● Stored data entries
— begin —
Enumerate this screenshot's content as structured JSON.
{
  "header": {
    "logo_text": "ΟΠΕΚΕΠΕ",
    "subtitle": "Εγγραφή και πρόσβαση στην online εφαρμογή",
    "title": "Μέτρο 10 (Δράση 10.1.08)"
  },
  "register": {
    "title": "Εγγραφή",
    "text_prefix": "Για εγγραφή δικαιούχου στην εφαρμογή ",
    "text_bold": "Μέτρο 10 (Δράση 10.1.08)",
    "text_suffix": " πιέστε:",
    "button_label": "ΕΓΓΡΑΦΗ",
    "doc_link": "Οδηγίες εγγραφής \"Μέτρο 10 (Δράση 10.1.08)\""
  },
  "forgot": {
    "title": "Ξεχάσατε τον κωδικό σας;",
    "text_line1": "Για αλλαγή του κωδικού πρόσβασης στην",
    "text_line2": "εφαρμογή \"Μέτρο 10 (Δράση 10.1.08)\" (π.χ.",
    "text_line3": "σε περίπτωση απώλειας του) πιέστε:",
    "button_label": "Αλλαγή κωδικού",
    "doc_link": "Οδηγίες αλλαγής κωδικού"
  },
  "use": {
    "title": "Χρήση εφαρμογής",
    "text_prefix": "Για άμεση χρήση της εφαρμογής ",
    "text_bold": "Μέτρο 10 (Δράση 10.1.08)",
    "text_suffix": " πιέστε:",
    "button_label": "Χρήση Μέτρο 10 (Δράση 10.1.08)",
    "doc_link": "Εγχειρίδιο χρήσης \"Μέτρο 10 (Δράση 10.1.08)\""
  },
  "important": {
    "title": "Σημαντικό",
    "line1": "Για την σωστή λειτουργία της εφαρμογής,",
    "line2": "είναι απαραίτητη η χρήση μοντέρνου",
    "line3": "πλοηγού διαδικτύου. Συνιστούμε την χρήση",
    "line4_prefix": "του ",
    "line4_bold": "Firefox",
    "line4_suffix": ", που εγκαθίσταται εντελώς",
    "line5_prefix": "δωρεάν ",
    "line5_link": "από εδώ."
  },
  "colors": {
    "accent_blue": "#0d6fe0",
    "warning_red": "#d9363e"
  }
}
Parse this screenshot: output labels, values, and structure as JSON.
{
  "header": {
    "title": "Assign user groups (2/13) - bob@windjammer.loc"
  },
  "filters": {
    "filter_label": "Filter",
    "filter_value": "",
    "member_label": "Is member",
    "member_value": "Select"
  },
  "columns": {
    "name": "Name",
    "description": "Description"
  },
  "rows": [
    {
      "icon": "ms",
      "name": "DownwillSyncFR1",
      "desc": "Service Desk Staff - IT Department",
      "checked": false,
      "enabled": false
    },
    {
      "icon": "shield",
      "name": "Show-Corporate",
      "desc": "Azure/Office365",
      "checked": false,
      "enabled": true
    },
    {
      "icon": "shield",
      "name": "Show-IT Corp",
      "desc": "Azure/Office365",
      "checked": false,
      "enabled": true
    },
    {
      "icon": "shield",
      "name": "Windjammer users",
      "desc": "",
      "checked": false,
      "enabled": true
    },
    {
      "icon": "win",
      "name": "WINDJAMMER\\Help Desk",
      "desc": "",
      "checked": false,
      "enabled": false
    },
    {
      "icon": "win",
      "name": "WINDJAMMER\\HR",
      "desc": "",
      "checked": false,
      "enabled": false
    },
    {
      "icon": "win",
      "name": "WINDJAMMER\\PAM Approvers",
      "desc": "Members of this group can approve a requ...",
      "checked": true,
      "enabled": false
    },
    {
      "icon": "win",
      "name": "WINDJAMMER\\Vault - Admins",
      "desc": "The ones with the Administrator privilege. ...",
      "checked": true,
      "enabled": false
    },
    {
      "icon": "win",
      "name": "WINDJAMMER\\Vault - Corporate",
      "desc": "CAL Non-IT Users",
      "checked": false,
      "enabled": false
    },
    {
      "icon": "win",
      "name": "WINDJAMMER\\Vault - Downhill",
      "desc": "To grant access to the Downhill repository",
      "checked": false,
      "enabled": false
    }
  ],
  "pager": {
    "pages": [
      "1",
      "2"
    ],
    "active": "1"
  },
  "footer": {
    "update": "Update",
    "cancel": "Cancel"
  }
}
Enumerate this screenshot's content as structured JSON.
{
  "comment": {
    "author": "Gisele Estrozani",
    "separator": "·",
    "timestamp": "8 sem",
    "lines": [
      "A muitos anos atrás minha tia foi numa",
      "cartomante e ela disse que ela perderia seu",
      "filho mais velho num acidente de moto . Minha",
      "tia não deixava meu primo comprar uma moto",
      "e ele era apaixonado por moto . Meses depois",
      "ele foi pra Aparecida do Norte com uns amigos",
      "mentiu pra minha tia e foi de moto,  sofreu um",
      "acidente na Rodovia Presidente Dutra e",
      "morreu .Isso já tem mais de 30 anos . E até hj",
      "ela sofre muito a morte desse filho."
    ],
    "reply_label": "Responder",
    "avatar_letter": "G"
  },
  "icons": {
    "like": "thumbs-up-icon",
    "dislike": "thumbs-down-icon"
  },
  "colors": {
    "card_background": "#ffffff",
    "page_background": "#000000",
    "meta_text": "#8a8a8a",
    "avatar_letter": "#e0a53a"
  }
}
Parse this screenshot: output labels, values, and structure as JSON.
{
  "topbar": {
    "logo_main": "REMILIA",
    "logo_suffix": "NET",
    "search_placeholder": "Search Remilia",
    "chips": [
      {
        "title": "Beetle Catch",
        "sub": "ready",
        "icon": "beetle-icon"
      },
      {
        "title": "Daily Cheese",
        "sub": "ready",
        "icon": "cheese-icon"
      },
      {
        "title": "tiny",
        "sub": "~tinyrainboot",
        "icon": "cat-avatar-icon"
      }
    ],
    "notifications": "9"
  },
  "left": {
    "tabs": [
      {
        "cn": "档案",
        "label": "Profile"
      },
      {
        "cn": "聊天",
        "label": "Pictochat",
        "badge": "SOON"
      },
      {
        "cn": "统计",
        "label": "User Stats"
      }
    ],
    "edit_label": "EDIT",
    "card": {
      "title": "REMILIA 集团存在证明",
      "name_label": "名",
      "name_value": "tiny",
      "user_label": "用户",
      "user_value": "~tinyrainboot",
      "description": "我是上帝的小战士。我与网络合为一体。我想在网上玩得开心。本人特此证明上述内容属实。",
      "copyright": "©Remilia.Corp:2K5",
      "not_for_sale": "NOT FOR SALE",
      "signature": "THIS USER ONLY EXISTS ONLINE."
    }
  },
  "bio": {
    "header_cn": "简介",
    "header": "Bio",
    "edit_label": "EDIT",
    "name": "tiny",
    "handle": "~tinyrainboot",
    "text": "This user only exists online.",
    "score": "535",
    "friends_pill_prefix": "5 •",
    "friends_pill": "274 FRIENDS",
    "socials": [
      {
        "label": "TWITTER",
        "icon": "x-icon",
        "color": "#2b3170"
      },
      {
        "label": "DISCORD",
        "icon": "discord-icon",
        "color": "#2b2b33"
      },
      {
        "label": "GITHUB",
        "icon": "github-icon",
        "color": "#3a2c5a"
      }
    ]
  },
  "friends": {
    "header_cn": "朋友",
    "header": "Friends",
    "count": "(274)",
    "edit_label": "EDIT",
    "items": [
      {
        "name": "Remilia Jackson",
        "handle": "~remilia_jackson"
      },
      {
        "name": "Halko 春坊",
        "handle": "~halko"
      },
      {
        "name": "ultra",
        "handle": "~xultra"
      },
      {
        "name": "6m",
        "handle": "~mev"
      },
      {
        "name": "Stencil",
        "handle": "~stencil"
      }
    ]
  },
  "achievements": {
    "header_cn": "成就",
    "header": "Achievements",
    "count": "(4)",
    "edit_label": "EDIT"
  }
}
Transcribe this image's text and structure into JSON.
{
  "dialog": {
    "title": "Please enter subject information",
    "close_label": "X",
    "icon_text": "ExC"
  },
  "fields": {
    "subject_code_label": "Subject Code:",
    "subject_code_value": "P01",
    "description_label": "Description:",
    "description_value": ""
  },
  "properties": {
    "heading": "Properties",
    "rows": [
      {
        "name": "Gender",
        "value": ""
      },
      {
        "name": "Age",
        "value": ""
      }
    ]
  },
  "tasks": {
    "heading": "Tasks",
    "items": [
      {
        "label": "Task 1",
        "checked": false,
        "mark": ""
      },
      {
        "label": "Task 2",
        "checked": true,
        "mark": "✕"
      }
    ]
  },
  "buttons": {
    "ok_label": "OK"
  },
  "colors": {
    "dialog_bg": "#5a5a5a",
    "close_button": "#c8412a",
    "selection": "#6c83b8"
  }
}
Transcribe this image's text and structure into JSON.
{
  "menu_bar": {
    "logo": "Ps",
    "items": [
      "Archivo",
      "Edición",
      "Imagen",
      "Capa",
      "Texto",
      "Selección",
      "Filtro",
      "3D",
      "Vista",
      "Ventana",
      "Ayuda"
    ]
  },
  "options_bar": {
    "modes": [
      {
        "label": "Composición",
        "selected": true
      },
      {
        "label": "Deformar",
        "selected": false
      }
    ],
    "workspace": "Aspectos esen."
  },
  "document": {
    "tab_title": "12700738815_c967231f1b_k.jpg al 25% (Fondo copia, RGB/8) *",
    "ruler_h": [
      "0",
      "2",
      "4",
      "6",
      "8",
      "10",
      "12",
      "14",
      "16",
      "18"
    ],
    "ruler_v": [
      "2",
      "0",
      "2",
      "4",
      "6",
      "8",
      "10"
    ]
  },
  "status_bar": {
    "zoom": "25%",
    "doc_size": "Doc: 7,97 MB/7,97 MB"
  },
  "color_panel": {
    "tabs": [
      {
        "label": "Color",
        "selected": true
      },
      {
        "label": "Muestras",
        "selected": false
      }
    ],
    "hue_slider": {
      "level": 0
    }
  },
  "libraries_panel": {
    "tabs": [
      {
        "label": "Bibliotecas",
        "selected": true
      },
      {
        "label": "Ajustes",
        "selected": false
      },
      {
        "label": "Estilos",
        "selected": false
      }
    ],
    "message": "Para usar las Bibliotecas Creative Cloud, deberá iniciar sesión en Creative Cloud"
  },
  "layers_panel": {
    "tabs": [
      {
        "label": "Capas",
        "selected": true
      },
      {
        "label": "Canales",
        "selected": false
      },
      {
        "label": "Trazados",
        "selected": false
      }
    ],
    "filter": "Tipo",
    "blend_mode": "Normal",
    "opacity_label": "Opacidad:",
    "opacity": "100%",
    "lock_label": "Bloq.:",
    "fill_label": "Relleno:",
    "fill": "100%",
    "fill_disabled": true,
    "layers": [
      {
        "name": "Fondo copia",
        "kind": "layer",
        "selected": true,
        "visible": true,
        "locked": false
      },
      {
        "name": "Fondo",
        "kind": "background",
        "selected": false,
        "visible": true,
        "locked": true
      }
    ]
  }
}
— end —
● Exercise
Gather every line from the entries above where the word "anos" appears, and copy them.

● Answer
      "A muitos anos atrás minha tia foi numa",
      "morreu .Isso já tem mais de 30 anos . E até hj",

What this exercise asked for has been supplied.